» Supplied material
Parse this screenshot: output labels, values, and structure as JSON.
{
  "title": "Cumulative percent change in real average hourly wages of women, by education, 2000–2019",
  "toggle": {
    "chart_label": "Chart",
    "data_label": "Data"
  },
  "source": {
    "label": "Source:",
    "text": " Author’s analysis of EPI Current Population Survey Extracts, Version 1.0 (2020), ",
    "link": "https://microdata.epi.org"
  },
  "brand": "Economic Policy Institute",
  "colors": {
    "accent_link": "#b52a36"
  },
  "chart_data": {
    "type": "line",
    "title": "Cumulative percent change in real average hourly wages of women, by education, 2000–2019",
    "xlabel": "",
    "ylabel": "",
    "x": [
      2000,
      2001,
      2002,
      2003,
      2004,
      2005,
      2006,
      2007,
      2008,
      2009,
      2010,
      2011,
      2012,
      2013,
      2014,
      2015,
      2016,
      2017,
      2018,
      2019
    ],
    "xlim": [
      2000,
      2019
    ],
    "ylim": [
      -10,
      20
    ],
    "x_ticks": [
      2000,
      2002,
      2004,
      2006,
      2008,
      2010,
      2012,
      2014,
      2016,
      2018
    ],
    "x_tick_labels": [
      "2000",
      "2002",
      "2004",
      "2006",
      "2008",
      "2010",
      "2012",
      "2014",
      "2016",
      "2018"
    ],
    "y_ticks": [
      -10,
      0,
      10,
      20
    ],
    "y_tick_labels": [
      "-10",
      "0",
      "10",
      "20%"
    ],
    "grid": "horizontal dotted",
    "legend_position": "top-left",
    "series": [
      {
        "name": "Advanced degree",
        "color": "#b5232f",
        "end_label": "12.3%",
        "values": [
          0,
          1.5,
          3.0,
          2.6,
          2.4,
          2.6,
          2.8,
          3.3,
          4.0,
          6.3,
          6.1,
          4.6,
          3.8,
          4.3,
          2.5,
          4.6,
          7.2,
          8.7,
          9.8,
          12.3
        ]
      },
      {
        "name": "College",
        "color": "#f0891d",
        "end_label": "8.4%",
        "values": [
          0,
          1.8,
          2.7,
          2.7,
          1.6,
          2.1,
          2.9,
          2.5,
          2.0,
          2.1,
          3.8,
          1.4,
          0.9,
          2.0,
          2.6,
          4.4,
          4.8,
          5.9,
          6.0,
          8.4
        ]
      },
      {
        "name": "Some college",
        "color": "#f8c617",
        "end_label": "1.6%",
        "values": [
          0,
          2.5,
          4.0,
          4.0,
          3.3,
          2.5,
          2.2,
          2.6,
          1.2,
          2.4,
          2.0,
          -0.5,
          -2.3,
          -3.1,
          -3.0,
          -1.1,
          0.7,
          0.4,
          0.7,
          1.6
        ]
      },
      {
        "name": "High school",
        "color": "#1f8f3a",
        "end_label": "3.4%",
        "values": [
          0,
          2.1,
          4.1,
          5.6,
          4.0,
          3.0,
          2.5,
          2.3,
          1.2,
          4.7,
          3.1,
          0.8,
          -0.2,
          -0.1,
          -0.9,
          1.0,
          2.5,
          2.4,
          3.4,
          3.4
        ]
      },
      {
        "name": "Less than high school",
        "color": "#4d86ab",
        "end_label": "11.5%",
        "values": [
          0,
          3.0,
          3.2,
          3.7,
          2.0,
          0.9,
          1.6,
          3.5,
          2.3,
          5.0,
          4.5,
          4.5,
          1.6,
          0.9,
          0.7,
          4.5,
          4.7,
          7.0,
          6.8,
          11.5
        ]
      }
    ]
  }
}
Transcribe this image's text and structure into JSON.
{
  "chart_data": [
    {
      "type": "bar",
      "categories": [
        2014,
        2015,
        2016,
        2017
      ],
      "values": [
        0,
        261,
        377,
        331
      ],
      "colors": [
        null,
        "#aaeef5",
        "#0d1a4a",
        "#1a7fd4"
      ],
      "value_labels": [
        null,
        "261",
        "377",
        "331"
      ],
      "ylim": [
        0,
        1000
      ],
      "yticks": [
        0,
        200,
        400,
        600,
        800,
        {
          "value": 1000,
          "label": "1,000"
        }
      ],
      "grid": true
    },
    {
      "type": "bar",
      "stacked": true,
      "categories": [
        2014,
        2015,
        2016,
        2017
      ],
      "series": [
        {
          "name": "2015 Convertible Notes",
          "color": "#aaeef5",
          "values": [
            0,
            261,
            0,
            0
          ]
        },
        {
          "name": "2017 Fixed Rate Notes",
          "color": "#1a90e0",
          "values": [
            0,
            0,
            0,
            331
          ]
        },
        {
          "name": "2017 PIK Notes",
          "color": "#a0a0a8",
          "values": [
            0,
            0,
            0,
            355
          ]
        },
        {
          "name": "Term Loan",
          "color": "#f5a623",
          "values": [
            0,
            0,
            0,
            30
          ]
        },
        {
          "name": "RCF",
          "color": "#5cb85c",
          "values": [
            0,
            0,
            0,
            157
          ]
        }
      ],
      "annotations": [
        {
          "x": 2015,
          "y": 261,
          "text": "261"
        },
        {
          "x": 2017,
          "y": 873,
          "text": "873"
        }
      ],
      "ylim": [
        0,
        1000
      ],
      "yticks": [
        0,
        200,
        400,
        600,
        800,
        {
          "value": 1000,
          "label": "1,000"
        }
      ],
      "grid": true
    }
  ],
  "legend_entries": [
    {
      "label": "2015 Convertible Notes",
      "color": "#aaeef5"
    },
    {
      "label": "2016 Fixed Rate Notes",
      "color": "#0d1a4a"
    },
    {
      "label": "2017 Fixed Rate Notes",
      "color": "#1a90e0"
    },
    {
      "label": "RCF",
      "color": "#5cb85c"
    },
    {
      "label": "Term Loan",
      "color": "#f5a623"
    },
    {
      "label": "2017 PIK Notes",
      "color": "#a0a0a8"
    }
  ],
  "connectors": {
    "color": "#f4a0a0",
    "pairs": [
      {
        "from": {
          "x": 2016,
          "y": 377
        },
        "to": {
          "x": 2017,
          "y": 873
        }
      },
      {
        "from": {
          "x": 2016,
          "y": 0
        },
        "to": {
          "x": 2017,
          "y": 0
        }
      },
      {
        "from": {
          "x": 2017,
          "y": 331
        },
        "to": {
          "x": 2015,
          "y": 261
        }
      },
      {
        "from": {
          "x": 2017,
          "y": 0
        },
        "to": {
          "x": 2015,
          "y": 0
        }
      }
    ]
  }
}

» To do
Your task is to pick out every line with the string "Convertible" and copy it.

» Result of the exercise
          "name": "2015 Convertible Notes",
      "label": "2015 Convertible Notes",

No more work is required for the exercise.